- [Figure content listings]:

-*-

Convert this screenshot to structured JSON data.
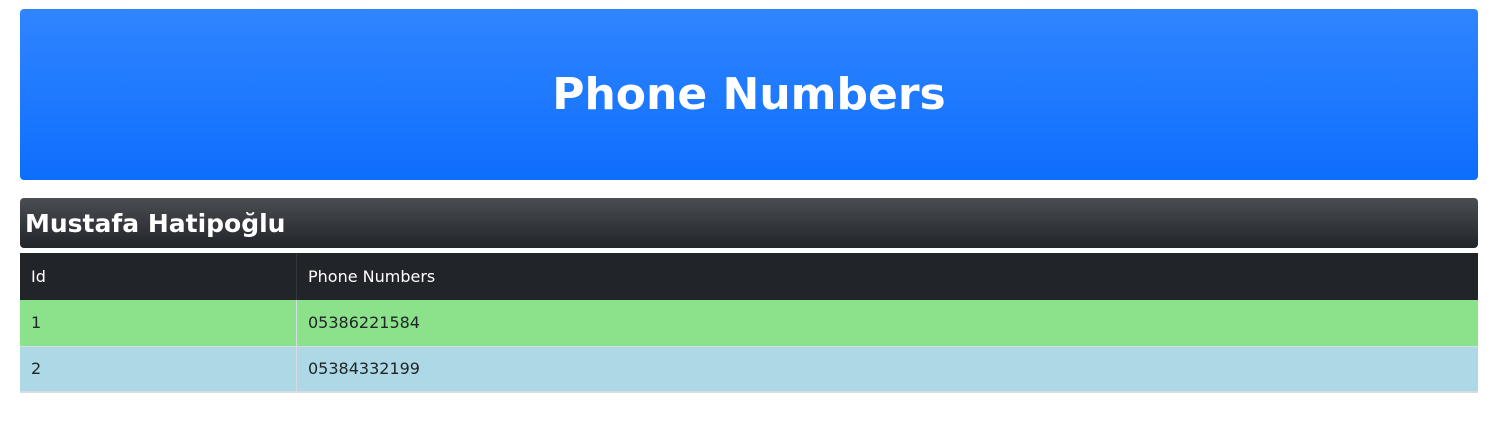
{
  "header": {
    "title": "Phone Numbers"
  },
  "person": {
    "name": "Mustafa Hatipoğlu"
  },
  "table": {
    "columns": [
      "Id",
      "Phone Numbers"
    ],
    "rows": [
      {
        "id": "1",
        "phone": "05386221584",
        "color": "#8be28b"
      },
      {
        "id": "2",
        "phone": "05384332199",
        "color": "#add8e6"
      }
    ]
  },
  "colors": {
    "header": "#0d6efd",
    "dark": "#212529"
  }
}
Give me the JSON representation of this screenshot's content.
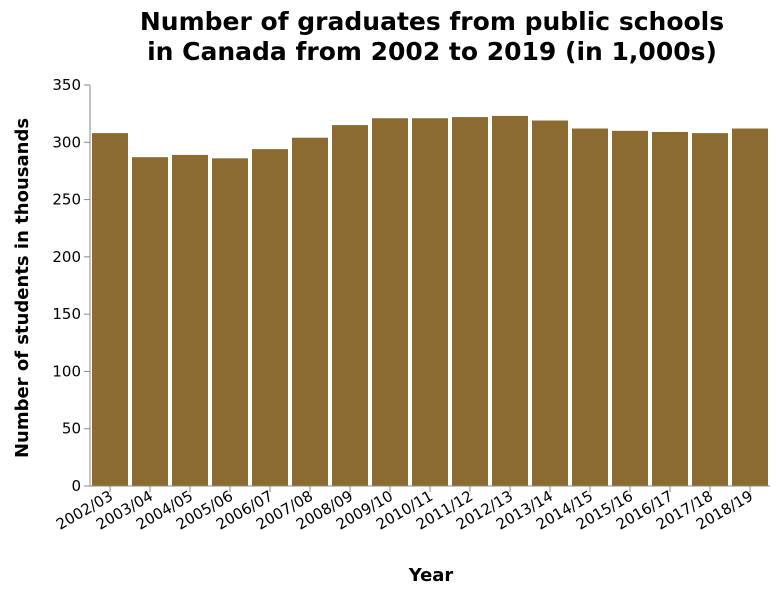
{
  "chart_data": {
    "type": "bar",
    "title_lines": [
      "Number of graduates from public schools",
      "in Canada from 2002 to 2019 (in 1,000s)"
    ],
    "xlabel": "Year",
    "ylabel": "Number of students in thousands",
    "categories": [
      "2002/03",
      "2003/04",
      "2004/05",
      "2005/06",
      "2006/07",
      "2007/08",
      "2008/09",
      "2009/10",
      "2010/11",
      "2011/12",
      "2012/13",
      "2013/14",
      "2014/15",
      "2015/16",
      "2016/17",
      "2017/18",
      "2018/19"
    ],
    "values": [
      308,
      287,
      289,
      286,
      294,
      304,
      315,
      321,
      321,
      322,
      323,
      319,
      312,
      310,
      309,
      308,
      312
    ],
    "ylim": [
      0,
      350
    ],
    "yticks": [
      0,
      50,
      100,
      150,
      200,
      250,
      300,
      350
    ],
    "bar_color": "#8b6b30",
    "grid": false,
    "legend": "none"
  }
}
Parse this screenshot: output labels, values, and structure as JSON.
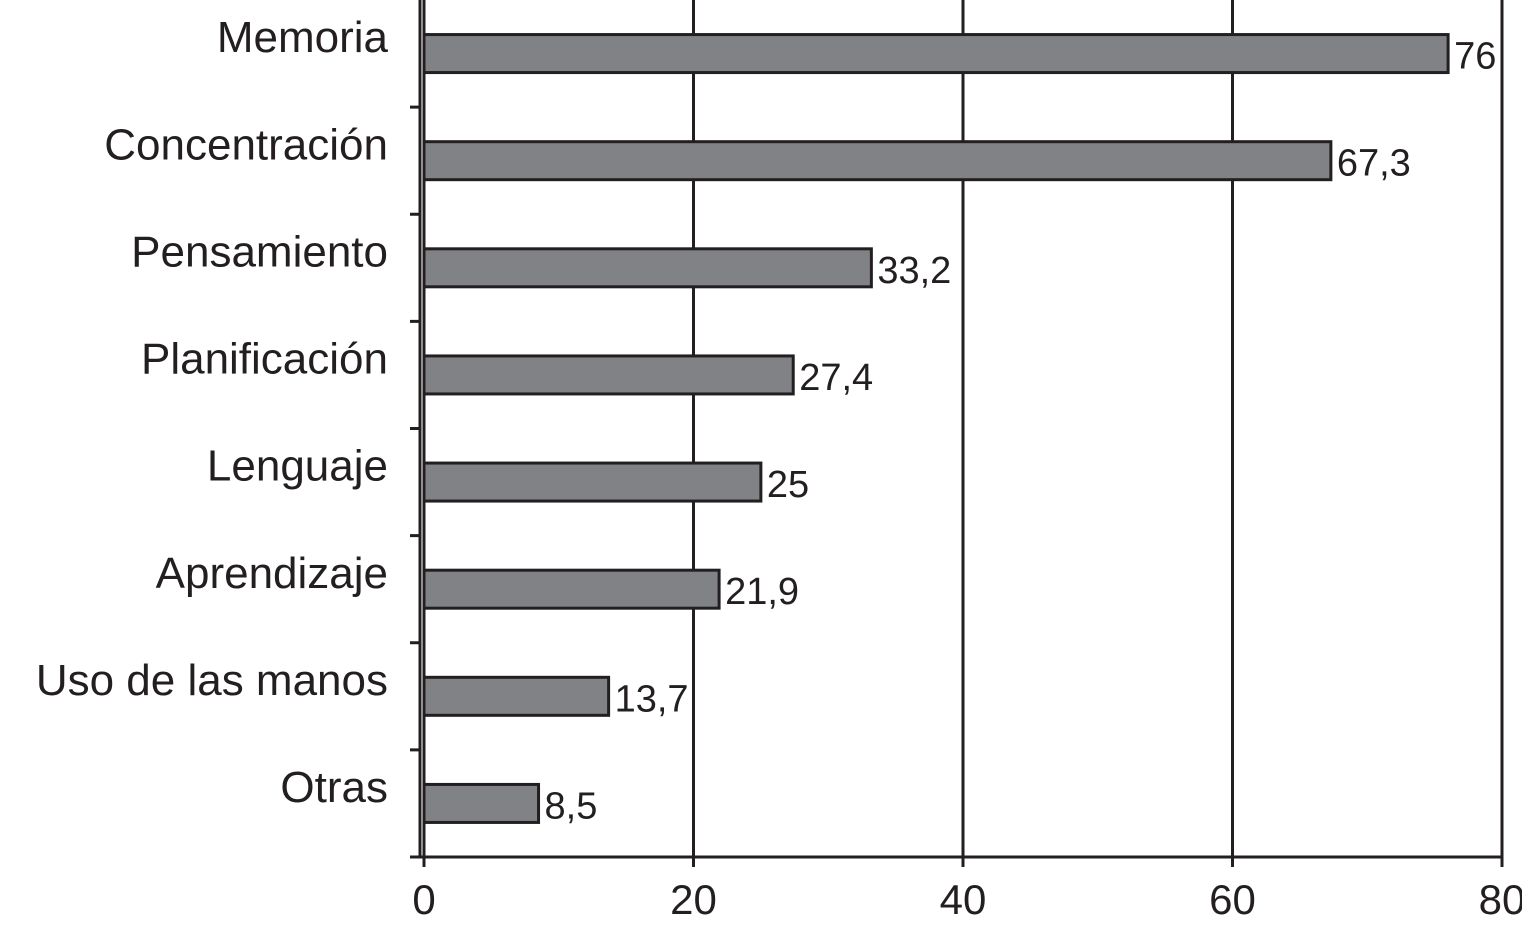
{
  "chart_data": {
    "type": "barh",
    "categories": [
      "Memoria",
      "Concentración",
      "Pensamiento",
      "Planificación",
      "Lenguaje",
      "Aprendizaje",
      "Uso de las manos",
      "Otras"
    ],
    "values": [
      76,
      67.3,
      33.2,
      27.4,
      25,
      21.9,
      13.7,
      8.5
    ],
    "value_labels": [
      "76",
      "67,3",
      "33,2",
      "27,4",
      "25",
      "21,9",
      "13,7",
      "8,5"
    ],
    "color": "#808285",
    "xlim": [
      0,
      80
    ],
    "xticks": [
      0,
      20,
      40,
      60,
      80
    ],
    "grid": true
  }
}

-*-

Count the lines above that contain the word "from", and give only that number.

2